• Aim: Reproduce the following records line for line, without changing anything.

• Stored data:
###

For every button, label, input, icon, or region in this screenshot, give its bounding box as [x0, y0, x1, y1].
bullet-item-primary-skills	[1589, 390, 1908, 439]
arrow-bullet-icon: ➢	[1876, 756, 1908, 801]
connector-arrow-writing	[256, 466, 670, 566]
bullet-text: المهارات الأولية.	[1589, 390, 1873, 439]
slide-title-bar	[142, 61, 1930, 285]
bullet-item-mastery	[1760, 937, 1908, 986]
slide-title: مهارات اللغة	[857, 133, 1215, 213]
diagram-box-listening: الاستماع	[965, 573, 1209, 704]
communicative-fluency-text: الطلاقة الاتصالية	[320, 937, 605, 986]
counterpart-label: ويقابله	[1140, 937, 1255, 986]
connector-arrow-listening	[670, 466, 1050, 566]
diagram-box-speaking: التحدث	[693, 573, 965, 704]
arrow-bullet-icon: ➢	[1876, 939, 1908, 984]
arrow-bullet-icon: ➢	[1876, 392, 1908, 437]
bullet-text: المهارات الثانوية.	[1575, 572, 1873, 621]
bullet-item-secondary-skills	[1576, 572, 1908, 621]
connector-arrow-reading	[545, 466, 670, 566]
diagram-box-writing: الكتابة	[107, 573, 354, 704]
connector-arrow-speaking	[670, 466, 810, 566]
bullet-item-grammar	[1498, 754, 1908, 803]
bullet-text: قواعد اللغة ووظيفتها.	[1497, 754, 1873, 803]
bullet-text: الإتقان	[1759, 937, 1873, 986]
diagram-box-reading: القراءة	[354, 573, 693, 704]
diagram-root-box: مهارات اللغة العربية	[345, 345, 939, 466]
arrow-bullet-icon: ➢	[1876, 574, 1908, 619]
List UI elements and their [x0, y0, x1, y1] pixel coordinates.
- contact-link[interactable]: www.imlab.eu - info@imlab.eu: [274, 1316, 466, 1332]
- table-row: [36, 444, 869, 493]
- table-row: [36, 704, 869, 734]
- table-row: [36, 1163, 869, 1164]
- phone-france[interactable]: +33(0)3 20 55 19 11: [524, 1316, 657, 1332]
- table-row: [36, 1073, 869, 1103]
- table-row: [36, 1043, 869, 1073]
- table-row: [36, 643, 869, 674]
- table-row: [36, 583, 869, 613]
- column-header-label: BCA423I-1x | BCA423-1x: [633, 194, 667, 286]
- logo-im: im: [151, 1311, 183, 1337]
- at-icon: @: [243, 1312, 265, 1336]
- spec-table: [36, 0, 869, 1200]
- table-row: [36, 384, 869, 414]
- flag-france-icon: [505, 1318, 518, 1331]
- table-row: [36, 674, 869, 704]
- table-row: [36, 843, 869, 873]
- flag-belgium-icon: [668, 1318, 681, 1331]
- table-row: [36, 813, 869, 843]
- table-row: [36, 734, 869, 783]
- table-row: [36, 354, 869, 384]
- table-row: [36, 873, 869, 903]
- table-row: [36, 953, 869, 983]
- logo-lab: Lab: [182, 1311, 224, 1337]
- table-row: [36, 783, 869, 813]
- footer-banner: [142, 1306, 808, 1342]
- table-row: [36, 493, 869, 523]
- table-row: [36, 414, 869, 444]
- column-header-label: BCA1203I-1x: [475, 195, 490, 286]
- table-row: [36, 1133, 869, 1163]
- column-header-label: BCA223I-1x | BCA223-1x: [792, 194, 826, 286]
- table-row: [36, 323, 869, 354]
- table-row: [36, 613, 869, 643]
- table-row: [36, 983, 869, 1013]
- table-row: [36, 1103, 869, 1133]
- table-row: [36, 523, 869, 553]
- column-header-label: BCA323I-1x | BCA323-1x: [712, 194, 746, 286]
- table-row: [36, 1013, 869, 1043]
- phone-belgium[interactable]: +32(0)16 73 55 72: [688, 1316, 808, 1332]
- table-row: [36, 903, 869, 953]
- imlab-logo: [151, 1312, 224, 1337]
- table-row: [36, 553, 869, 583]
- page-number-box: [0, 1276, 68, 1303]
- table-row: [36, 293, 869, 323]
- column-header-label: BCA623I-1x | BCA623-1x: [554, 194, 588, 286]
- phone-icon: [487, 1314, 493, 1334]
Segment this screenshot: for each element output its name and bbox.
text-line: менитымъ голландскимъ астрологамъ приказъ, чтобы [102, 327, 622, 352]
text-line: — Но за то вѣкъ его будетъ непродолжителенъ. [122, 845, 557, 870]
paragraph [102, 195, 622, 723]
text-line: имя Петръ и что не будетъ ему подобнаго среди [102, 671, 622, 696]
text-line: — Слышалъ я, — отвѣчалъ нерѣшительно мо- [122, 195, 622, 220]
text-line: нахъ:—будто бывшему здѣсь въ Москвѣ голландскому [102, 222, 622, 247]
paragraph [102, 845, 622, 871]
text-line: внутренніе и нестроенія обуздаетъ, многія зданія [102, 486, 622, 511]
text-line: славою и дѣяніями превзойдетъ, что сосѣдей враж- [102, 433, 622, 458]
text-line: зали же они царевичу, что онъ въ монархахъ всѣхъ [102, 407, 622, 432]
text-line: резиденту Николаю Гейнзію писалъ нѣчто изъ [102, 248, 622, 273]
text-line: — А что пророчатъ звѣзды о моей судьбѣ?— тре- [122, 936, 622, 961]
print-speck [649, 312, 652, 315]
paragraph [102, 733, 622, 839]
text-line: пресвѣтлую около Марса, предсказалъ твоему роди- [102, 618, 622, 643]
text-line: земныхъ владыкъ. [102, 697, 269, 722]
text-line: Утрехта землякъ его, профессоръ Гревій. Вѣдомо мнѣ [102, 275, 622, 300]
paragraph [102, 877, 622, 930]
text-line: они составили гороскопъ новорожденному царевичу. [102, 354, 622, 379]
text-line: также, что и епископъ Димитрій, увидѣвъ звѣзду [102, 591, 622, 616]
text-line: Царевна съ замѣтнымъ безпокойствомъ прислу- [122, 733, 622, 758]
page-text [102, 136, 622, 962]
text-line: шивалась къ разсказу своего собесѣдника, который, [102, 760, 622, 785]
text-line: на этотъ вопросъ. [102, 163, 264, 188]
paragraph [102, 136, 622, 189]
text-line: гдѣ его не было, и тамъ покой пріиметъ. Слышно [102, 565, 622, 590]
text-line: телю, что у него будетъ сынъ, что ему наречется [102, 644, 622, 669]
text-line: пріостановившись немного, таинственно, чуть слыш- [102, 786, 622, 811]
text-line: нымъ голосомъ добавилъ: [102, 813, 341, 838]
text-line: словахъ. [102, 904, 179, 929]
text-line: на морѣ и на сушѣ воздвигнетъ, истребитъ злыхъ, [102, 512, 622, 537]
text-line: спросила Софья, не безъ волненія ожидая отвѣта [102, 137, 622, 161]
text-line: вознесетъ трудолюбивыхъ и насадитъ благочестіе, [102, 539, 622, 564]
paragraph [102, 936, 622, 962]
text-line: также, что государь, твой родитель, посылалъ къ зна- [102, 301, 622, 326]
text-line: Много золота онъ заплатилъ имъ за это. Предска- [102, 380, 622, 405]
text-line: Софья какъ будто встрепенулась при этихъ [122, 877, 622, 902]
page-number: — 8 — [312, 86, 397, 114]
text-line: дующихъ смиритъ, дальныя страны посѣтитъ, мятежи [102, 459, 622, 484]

###

• Task response:
For every button, label, input, icon, or region in this screenshot, give its bounding box as [x0, y0, x1, y1].
bullet-item-primary-skills	[1589, 390, 1908, 439]
arrow-bullet-icon: ➢	[1876, 756, 1908, 801]
connector-arrow-writing	[256, 466, 670, 566]
bullet-text: المهارات الأولية.	[1589, 390, 1873, 439]
slide-title-bar	[142, 61, 1930, 285]
bullet-item-mastery	[1760, 937, 1908, 986]
slide-title: مهارات اللغة	[857, 133, 1215, 213]
diagram-box-listening: الاستماع	[965, 573, 1209, 704]
communicative-fluency-text: الطلاقة الاتصالية	[320, 937, 605, 986]
counterpart-label: ويقابله	[1140, 937, 1255, 986]
connector-arrow-listening	[670, 466, 1050, 566]
diagram-box-speaking: التحدث	[693, 573, 965, 704]
arrow-bullet-icon: ➢	[1876, 939, 1908, 984]
arrow-bullet-icon: ➢	[1876, 392, 1908, 437]
bullet-text: المهارات الثانوية.	[1575, 572, 1873, 621]
bullet-item-secondary-skills	[1576, 572, 1908, 621]
connector-arrow-reading	[545, 466, 670, 566]
diagram-box-writing: الكتابة	[107, 573, 354, 704]
connector-arrow-speaking	[670, 466, 810, 566]
bullet-item-grammar	[1498, 754, 1908, 803]
bullet-text: قواعد اللغة ووظيفتها.	[1497, 754, 1873, 803]
bullet-text: الإتقان	[1759, 937, 1873, 986]
diagram-box-reading: القراءة	[354, 573, 693, 704]
diagram-root-box: مهارات اللغة العربية	[345, 345, 939, 466]
arrow-bullet-icon: ➢	[1876, 574, 1908, 619]
List UI elements and their [x0, y0, x1, y1] pixel coordinates.
- contact-link[interactable]: www.imlab.eu - info@imlab.eu: [274, 1316, 466, 1332]
- table-row: [36, 444, 869, 493]
- table-row: [36, 704, 869, 734]
- table-row: [36, 1163, 869, 1164]
- phone-france[interactable]: +33(0)3 20 55 19 11: [524, 1316, 657, 1332]
- table-row: [36, 1073, 869, 1103]
- table-row: [36, 1043, 869, 1073]
- table-row: [36, 643, 869, 674]
- table-row: [36, 583, 869, 613]
- column-header-label: BCA423I-1x | BCA423-1x: [633, 194, 667, 286]
- logo-im: im: [151, 1311, 183, 1337]
- at-icon: @: [243, 1312, 265, 1336]
- spec-table: [36, 0, 869, 1200]
- table-row: [36, 384, 869, 414]
- flag-france-icon: [505, 1318, 518, 1331]
- table-row: [36, 674, 869, 704]
- table-row: [36, 843, 869, 873]
- flag-belgium-icon: [668, 1318, 681, 1331]
- table-row: [36, 813, 869, 843]
- table-row: [36, 734, 869, 783]
- table-row: [36, 354, 869, 384]
- table-row: [36, 873, 869, 903]
- table-row: [36, 953, 869, 983]
- logo-lab: Lab: [182, 1311, 224, 1337]
- table-row: [36, 783, 869, 813]
- footer-banner: [142, 1306, 808, 1342]
- table-row: [36, 493, 869, 523]
- table-row: [36, 414, 869, 444]
- column-header-label: BCA1203I-1x: [475, 195, 490, 286]
- table-row: [36, 1133, 869, 1163]
- column-header-label: BCA223I-1x | BCA223-1x: [792, 194, 826, 286]
- table-row: [36, 323, 869, 354]
- table-row: [36, 613, 869, 643]
- table-row: [36, 983, 869, 1013]
- table-row: [36, 1103, 869, 1133]
- table-row: [36, 523, 869, 553]
- column-header-label: BCA323I-1x | BCA323-1x: [712, 194, 746, 286]
- table-row: [36, 1013, 869, 1043]
- phone-belgium[interactable]: +32(0)16 73 55 72: [688, 1316, 808, 1332]
- table-row: [36, 903, 869, 953]
- imlab-logo: [151, 1312, 224, 1337]
- table-row: [36, 553, 869, 583]
- page-number-box: [0, 1276, 68, 1303]
- table-row: [36, 293, 869, 323]
- column-header-label: BCA623I-1x | BCA623-1x: [554, 194, 588, 286]
- phone-icon: [487, 1314, 493, 1334]
Segment this screenshot: for each element output its name and bbox.
text-line: менитымъ голландскимъ астрологамъ приказъ, чтобы [102, 327, 622, 352]
text-line: — Но за то вѣкъ его будетъ непродолжителенъ. [122, 845, 557, 870]
paragraph [102, 195, 622, 723]
text-line: имя Петръ и что не будетъ ему подобнаго среди [102, 671, 622, 696]
text-line: — Слышалъ я, — отвѣчалъ нерѣшительно мо- [122, 195, 622, 220]
text-line: нахъ:—будто бывшему здѣсь въ Москвѣ голландскому [102, 222, 622, 247]
paragraph [102, 845, 622, 871]
text-line: внутренніе и нестроенія обуздаетъ, многія зданія [102, 486, 622, 511]
text-line: славою и дѣяніями превзойдетъ, что сосѣдей враж- [102, 433, 622, 458]
text-line: зали же они царевичу, что онъ въ монархахъ всѣхъ [102, 407, 622, 432]
text-line: резиденту Николаю Гейнзію писалъ нѣчто изъ [102, 248, 622, 273]
text-line: — А что пророчатъ звѣзды о моей судьбѣ?— тре- [122, 936, 622, 961]
print-speck [649, 312, 652, 315]
paragraph [102, 733, 622, 839]
text-line: пресвѣтлую около Марса, предсказалъ твоему роди- [102, 618, 622, 643]
text-line: земныхъ владыкъ. [102, 697, 269, 722]
text-line: Утрехта землякъ его, профессоръ Гревій. Вѣдомо мнѣ [102, 275, 622, 300]
paragraph [102, 877, 622, 930]
text-line: они составили гороскопъ новорожденному царевичу. [102, 354, 622, 379]
text-line: также, что и епископъ Димитрій, увидѣвъ звѣзду [102, 591, 622, 616]
text-line: Царевна съ замѣтнымъ безпокойствомъ прислу- [122, 733, 622, 758]
page-text [102, 136, 622, 962]
text-line: шивалась къ разсказу своего собесѣдника, который, [102, 760, 622, 785]
text-line: на этотъ вопросъ. [102, 163, 264, 188]
paragraph [102, 136, 622, 189]
text-line: гдѣ его не было, и тамъ покой пріиметъ. Слышно [102, 565, 622, 590]
text-line: телю, что у него будетъ сынъ, что ему наречется [102, 644, 622, 669]
text-line: пріостановившись немного, таинственно, чуть слыш- [102, 786, 622, 811]
text-line: нымъ голосомъ добавилъ: [102, 813, 341, 838]
text-line: словахъ. [102, 904, 179, 929]
text-line: на морѣ и на сушѣ воздвигнетъ, истребитъ злыхъ, [102, 512, 622, 537]
text-line: спросила Софья, не безъ волненія ожидая отвѣта [102, 137, 622, 161]
text-line: вознесетъ трудолюбивыхъ и насадитъ благочестіе, [102, 539, 622, 564]
paragraph [102, 936, 622, 962]
text-line: также, что государь, твой родитель, посылалъ къ зна- [102, 301, 622, 326]
text-line: Много золота онъ заплатилъ имъ за это. Предска- [102, 380, 622, 405]
text-line: Софья какъ будто встрепенулась при этихъ [122, 877, 622, 902]
page-number: — 8 — [312, 86, 397, 114]
text-line: дующихъ смиритъ, дальныя страны посѣтитъ, мятежи [102, 459, 622, 484]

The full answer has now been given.